====== Exercise input

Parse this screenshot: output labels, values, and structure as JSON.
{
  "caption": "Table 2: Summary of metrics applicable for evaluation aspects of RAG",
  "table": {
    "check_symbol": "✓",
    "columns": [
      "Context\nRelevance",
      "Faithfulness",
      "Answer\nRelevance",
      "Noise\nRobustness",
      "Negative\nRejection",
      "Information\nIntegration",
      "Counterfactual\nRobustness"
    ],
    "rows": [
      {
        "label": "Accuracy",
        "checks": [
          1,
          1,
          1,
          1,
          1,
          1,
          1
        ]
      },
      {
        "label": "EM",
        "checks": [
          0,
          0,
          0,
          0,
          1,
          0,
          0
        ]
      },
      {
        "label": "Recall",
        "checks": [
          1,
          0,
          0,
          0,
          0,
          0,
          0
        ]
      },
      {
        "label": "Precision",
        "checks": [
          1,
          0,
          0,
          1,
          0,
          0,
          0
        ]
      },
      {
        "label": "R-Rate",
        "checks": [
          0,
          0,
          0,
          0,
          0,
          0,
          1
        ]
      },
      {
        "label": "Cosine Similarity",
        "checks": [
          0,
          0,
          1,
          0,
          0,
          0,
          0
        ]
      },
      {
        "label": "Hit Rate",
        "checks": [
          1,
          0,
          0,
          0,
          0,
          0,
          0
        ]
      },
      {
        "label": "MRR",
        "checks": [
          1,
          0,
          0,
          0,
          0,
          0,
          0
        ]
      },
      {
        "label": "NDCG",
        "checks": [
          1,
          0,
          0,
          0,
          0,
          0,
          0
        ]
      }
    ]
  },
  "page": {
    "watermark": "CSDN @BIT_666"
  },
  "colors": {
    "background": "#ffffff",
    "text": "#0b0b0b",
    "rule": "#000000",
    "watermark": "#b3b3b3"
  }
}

============
====== Exercise input

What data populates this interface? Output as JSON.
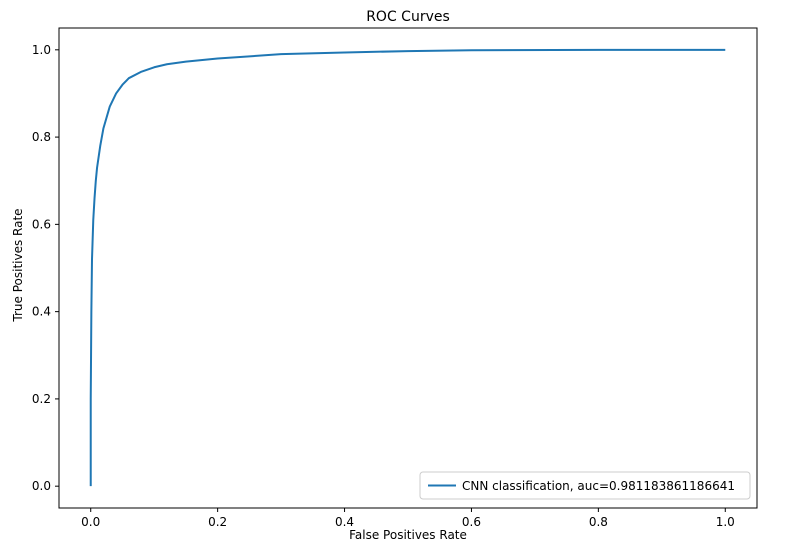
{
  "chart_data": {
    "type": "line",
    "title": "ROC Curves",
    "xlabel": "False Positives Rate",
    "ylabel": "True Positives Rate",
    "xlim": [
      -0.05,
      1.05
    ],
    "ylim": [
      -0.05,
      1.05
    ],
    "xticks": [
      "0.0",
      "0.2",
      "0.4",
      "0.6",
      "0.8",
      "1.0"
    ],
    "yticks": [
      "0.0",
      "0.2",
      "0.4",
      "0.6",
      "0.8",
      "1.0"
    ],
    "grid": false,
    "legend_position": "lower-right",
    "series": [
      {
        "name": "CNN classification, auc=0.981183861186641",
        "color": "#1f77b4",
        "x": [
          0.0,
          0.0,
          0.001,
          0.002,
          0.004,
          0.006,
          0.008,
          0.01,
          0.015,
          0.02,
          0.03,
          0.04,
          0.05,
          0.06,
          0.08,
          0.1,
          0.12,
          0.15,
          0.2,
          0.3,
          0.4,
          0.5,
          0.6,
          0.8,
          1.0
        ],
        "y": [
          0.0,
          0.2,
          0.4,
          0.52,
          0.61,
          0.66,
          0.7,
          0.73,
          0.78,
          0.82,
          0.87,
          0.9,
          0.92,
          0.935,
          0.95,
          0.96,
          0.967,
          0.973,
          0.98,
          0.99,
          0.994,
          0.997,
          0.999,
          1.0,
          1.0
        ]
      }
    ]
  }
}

============
====== Exercise input

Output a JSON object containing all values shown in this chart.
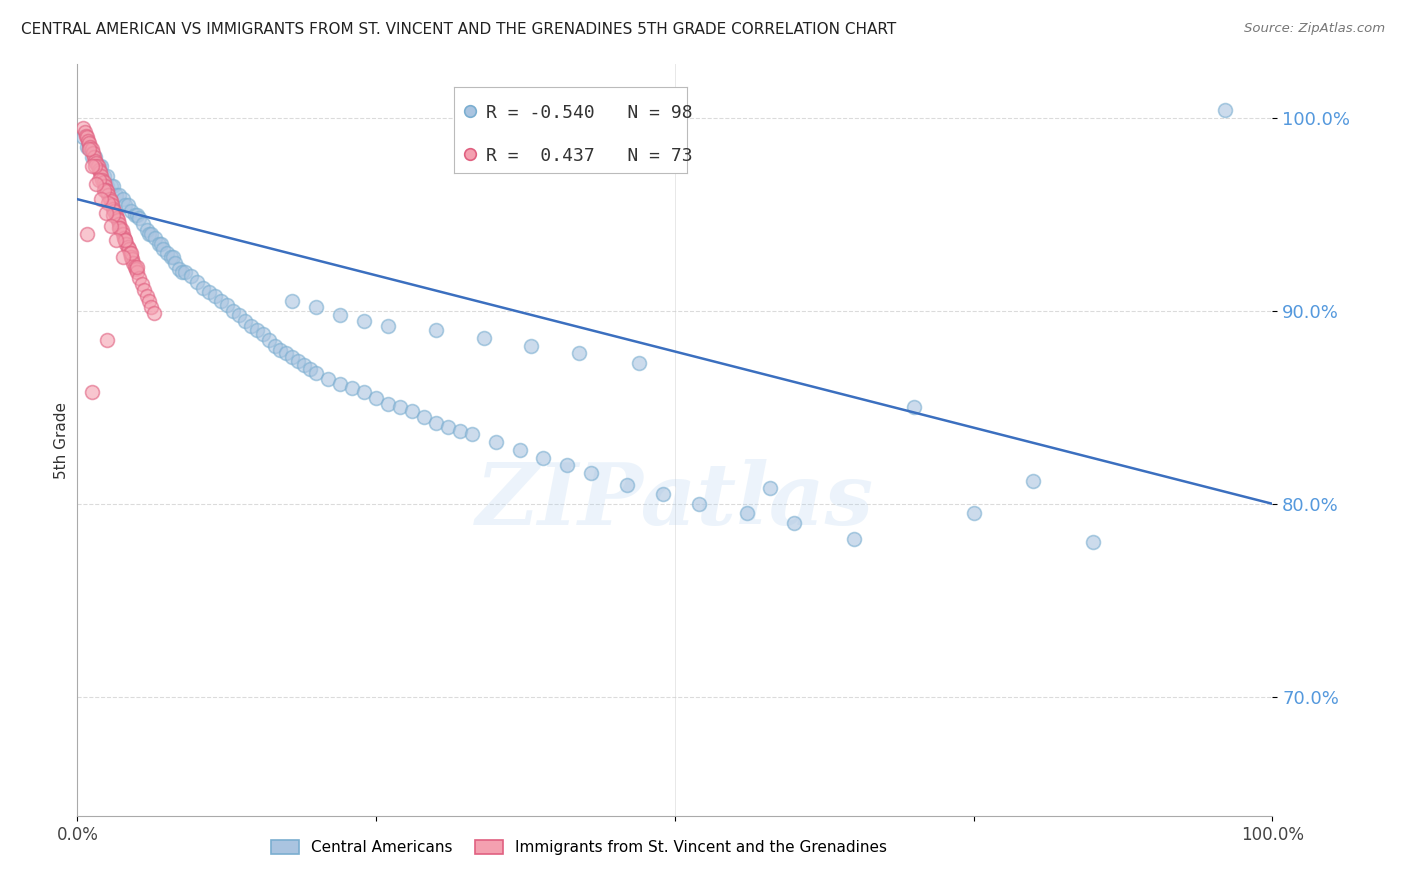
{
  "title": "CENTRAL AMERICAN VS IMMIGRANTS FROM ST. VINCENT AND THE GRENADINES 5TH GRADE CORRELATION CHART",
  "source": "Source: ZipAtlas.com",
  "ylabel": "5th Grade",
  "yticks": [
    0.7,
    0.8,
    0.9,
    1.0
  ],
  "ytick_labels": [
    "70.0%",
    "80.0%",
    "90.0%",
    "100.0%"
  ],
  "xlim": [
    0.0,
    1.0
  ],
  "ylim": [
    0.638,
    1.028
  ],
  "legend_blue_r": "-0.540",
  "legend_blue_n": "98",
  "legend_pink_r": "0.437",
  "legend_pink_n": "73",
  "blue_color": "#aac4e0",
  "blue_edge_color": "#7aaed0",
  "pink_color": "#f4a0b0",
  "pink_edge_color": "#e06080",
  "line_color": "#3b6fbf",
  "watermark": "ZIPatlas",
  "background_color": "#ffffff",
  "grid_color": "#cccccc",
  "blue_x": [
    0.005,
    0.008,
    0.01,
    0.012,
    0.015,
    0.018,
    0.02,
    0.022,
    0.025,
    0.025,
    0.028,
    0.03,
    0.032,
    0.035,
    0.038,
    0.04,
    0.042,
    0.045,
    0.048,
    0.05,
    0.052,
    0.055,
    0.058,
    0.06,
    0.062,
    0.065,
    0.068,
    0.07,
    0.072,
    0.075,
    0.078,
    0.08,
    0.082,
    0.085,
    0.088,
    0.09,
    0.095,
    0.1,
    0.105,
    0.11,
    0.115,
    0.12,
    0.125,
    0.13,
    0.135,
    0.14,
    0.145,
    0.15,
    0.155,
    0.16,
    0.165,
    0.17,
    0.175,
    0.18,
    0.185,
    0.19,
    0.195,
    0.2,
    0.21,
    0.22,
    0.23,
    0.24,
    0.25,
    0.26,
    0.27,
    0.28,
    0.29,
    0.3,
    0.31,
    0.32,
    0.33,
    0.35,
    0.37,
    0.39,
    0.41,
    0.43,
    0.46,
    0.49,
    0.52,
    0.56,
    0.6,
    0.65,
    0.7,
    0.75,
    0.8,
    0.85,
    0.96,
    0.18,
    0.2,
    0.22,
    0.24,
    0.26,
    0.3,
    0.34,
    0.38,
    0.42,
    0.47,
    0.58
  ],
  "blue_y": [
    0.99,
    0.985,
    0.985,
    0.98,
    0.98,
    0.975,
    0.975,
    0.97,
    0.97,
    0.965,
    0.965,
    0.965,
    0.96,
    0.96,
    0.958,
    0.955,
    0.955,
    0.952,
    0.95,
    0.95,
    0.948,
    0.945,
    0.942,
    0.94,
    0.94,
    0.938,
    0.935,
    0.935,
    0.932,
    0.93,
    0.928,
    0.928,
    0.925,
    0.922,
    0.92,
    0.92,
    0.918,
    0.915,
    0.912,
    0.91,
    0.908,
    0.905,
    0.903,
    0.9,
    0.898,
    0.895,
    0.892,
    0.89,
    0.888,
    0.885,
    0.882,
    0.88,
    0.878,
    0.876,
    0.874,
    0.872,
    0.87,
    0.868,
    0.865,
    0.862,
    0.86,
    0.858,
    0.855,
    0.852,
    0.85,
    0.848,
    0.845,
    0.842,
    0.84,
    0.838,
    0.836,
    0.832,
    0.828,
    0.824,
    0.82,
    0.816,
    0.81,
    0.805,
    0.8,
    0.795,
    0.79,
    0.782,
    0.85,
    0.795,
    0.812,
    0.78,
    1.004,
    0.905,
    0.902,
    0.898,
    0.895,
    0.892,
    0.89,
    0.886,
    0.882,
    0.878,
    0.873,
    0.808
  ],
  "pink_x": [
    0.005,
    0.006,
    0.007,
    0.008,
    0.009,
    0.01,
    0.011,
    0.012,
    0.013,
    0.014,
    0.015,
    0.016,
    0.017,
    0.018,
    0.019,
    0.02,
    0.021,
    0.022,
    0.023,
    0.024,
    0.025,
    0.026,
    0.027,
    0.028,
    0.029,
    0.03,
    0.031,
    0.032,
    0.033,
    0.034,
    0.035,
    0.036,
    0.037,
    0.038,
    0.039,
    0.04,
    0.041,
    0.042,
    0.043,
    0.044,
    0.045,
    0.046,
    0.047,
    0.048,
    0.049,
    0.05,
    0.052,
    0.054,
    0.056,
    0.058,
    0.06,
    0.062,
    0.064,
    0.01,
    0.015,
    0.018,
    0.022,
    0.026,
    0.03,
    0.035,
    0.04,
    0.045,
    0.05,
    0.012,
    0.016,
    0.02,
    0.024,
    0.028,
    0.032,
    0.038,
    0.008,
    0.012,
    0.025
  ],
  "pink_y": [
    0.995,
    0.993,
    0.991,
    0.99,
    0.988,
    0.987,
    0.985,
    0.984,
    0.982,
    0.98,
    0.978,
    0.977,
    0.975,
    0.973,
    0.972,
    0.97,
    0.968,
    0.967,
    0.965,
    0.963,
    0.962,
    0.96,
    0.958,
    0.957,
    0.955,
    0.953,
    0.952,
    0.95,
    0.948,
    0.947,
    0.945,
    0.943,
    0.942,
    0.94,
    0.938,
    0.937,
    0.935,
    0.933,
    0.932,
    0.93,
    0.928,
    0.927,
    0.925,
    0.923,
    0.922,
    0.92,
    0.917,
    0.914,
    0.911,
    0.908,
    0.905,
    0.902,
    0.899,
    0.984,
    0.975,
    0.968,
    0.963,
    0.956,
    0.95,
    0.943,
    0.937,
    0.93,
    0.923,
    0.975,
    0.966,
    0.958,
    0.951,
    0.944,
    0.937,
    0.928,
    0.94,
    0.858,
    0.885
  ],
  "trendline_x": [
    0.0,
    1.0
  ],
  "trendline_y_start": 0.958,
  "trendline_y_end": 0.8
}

============

Stated problem: Return nothing except the number of lines that include the string "nRelevance".

Exercise output: 2